◆ Problem statement ◆
Pull every line that holds the word "декабря" from the entries.

◆ Dataset excerpts ◆
____________________

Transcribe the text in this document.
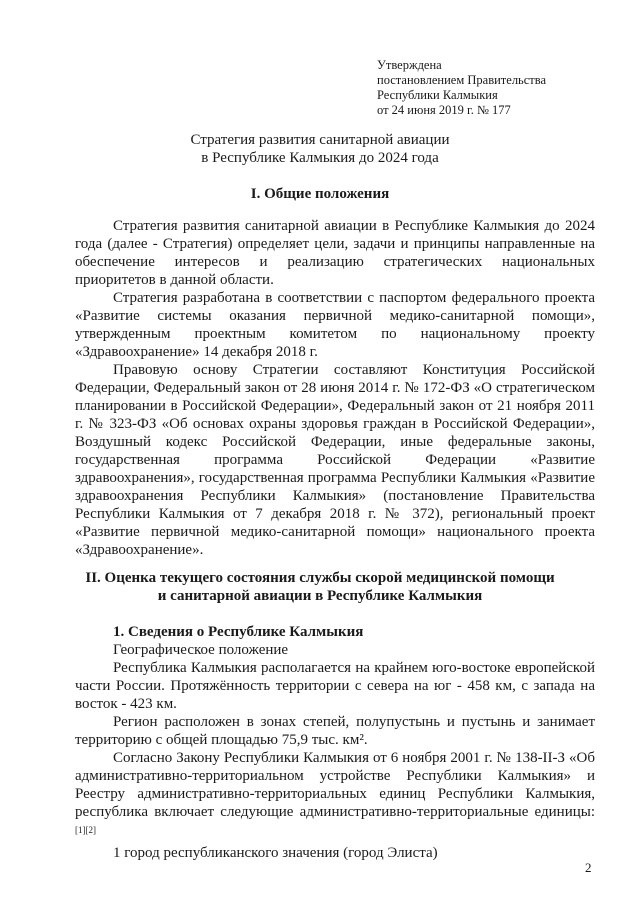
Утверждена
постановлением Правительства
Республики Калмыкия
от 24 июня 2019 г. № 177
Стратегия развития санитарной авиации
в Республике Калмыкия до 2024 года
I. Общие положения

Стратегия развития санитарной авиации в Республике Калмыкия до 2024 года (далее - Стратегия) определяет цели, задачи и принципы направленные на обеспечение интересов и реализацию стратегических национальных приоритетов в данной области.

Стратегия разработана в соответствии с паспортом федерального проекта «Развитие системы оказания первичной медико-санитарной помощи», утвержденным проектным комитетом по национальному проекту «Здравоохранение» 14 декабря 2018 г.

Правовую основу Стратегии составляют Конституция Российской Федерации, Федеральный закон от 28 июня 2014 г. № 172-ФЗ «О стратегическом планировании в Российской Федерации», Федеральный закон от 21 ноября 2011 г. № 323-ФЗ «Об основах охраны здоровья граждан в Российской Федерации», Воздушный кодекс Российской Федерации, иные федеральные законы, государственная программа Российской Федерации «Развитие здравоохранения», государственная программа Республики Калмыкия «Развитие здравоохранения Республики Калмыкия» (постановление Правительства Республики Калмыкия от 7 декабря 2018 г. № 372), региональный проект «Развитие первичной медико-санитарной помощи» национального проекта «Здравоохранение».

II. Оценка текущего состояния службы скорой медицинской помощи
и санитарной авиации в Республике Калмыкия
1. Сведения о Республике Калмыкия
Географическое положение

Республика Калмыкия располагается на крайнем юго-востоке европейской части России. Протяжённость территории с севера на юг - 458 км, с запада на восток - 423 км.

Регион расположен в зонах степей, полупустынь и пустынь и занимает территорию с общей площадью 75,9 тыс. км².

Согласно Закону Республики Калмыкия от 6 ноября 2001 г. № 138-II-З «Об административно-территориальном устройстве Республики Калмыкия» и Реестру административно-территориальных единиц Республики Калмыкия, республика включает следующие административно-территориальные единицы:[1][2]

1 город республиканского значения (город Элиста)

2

____________________

◆ Output of the exercise ◆
Стратегия разработана в соответствии с паспортом федерального проекта «Развитие системы оказания первичной медико-санитарной помощи», утвержденным проектным комитетом по национальному проекту «Здравоохранение» 14 декабря 2018 г.
Правовую основу Стратегии составляют Конституция Российской Федерации, Федеральный закон от 28 июня 2014 г. № 172-ФЗ «О стратегическом планировании в Российской Федерации», Федеральный закон от 21 ноября 2011 г. № 323-ФЗ «Об основах охраны здоровья граждан в Российской Федерации», Воздушный кодекс Российской Федерации, иные федеральные законы, государственная программа Российской Федерации «Развитие здравоохранения», государственная программа Республики Калмыкия «Развитие здравоохранения Республики Калмыкия» (постановление Правительства Республики Калмыкия от 7 декабря 2018 г. № 372), региональный проект «Развитие первичной медико-санитарной помощи» национального проекта «Здравоохранение».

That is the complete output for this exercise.